# [Instruction]
Write out all the records below again, substituting "config-entry" for every "config-line" and changing nothing else. Omit the pictures.

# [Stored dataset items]
------------------------------------
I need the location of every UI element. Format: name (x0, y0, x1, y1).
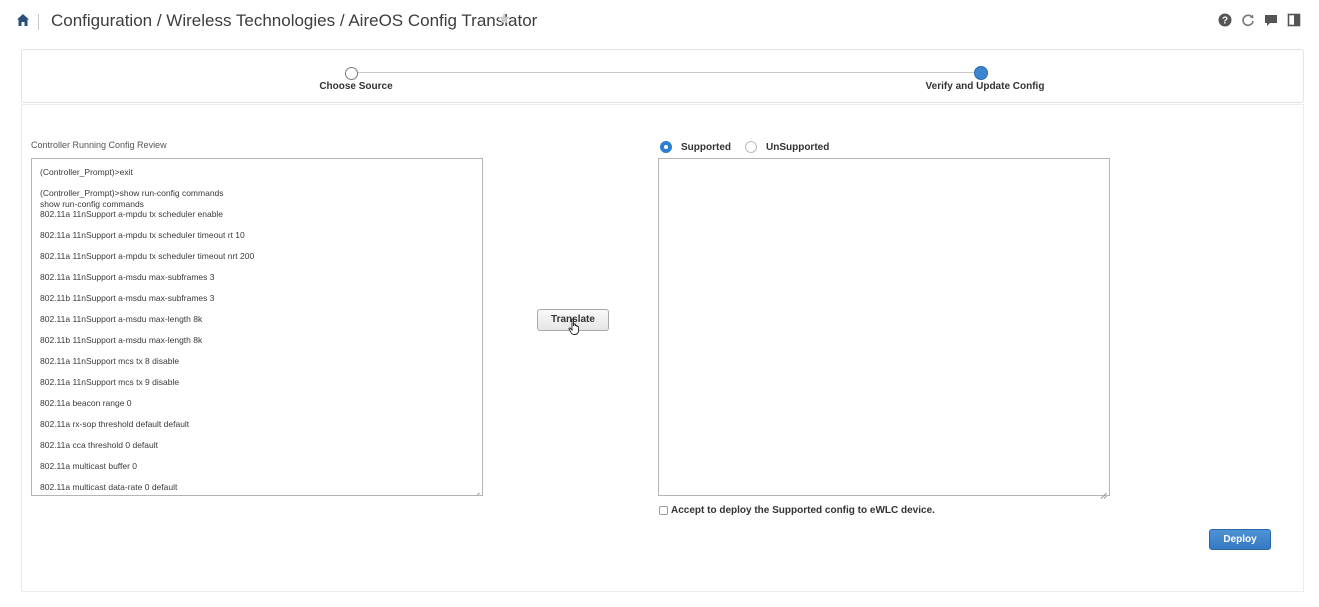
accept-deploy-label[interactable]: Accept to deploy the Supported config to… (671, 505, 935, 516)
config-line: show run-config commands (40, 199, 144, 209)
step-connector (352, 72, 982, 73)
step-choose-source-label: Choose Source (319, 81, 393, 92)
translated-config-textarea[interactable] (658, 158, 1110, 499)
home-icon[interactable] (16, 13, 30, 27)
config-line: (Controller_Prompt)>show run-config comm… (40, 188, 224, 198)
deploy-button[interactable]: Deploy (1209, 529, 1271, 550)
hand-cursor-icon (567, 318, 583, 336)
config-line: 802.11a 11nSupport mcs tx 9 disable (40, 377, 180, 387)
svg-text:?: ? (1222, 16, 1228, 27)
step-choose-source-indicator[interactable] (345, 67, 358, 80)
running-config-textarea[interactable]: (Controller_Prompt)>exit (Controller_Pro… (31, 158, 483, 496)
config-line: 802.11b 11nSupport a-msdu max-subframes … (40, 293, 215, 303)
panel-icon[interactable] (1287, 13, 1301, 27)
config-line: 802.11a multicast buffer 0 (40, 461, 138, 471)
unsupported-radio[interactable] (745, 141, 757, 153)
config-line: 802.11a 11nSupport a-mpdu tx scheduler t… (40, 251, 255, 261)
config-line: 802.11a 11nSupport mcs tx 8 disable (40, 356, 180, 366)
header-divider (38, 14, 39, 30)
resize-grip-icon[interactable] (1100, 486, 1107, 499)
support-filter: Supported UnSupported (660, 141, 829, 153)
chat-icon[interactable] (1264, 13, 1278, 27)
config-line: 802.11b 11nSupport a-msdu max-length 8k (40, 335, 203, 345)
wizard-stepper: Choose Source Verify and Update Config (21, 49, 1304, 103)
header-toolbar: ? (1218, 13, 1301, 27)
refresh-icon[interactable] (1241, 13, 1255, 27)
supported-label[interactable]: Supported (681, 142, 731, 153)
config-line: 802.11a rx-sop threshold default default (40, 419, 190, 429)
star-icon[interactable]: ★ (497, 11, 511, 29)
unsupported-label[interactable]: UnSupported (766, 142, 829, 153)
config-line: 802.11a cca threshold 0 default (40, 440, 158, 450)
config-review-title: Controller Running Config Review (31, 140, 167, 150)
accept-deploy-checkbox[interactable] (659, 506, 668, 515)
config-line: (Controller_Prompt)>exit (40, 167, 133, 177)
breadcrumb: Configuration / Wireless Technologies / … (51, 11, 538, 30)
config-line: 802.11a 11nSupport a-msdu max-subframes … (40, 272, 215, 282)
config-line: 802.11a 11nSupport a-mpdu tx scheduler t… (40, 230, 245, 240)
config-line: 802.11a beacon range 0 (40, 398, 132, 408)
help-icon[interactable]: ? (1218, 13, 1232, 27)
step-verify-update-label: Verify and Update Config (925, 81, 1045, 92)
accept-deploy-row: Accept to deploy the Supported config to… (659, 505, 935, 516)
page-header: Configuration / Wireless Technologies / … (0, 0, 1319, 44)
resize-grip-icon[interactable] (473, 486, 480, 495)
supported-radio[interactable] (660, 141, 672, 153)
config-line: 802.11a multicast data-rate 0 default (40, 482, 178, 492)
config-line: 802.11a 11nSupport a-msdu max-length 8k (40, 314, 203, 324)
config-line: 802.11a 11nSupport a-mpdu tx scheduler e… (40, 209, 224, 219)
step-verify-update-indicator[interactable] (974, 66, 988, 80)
------------------------------------
# [Finished answer]
I need the location of every UI element. Format: name (x0, y0, x1, y1).
accept-deploy-label[interactable]: Accept to deploy the Supported config to… (671, 505, 935, 516)
config-entry: show run-config commands (40, 199, 144, 209)
step-connector (352, 72, 982, 73)
step-choose-source-label: Choose Source (319, 81, 393, 92)
translated-config-textarea[interactable] (658, 158, 1110, 499)
home-icon[interactable] (16, 13, 30, 27)
config-entry: (Controller_Prompt)>show run-config comm… (40, 188, 224, 198)
deploy-button[interactable]: Deploy (1209, 529, 1271, 550)
hand-cursor-icon (567, 318, 583, 336)
config-entry: 802.11a 11nSupport mcs tx 9 disable (40, 377, 180, 387)
svg-text:?: ? (1222, 16, 1228, 27)
step-choose-source-indicator[interactable] (345, 67, 358, 80)
running-config-textarea[interactable]: (Controller_Prompt)>exit (Controller_Pro… (31, 158, 483, 496)
config-entry: 802.11b 11nSupport a-msdu max-subframes … (40, 293, 215, 303)
panel-icon[interactable] (1287, 13, 1301, 27)
config-entry: 802.11a multicast buffer 0 (40, 461, 138, 471)
unsupported-radio[interactable] (745, 141, 757, 153)
config-entry: 802.11a 11nSupport a-mpdu tx scheduler t… (40, 251, 255, 261)
config-entry: 802.11a 11nSupport mcs tx 8 disable (40, 356, 180, 366)
header-divider (38, 14, 39, 30)
resize-grip-icon[interactable] (1100, 486, 1107, 499)
support-filter: Supported UnSupported (660, 141, 829, 153)
chat-icon[interactable] (1264, 13, 1278, 27)
config-entry: 802.11b 11nSupport a-msdu max-length 8k (40, 335, 203, 345)
wizard-stepper: Choose Source Verify and Update Config (21, 49, 1304, 103)
header-toolbar: ? (1218, 13, 1301, 27)
refresh-icon[interactable] (1241, 13, 1255, 27)
supported-label[interactable]: Supported (681, 142, 731, 153)
config-entry: 802.11a rx-sop threshold default default (40, 419, 190, 429)
star-icon[interactable]: ★ (497, 11, 511, 29)
unsupported-label[interactable]: UnSupported (766, 142, 829, 153)
config-entry: 802.11a cca threshold 0 default (40, 440, 158, 450)
config-review-title: Controller Running Config Review (31, 140, 167, 150)
accept-deploy-checkbox[interactable] (659, 506, 668, 515)
config-entry: (Controller_Prompt)>exit (40, 167, 133, 177)
breadcrumb: Configuration / Wireless Technologies / … (51, 11, 538, 30)
config-entry: 802.11a 11nSupport a-msdu max-subframes … (40, 272, 215, 282)
config-entry: 802.11a 11nSupport a-mpdu tx scheduler t… (40, 230, 245, 240)
config-entry: 802.11a beacon range 0 (40, 398, 132, 408)
help-icon[interactable]: ? (1218, 13, 1232, 27)
step-verify-update-label: Verify and Update Config (925, 81, 1045, 92)
accept-deploy-row: Accept to deploy the Supported config to… (659, 505, 935, 516)
page-header: Configuration / Wireless Technologies / … (0, 0, 1319, 44)
resize-grip-icon[interactable] (473, 486, 480, 495)
supported-radio[interactable] (660, 141, 672, 153)
config-entry: 802.11a multicast data-rate 0 default (40, 482, 178, 492)
config-entry: 802.11a 11nSupport a-msdu max-length 8k (40, 314, 203, 324)
config-entry: 802.11a 11nSupport a-mpdu tx scheduler e… (40, 209, 224, 219)
step-verify-update-indicator[interactable] (974, 66, 988, 80)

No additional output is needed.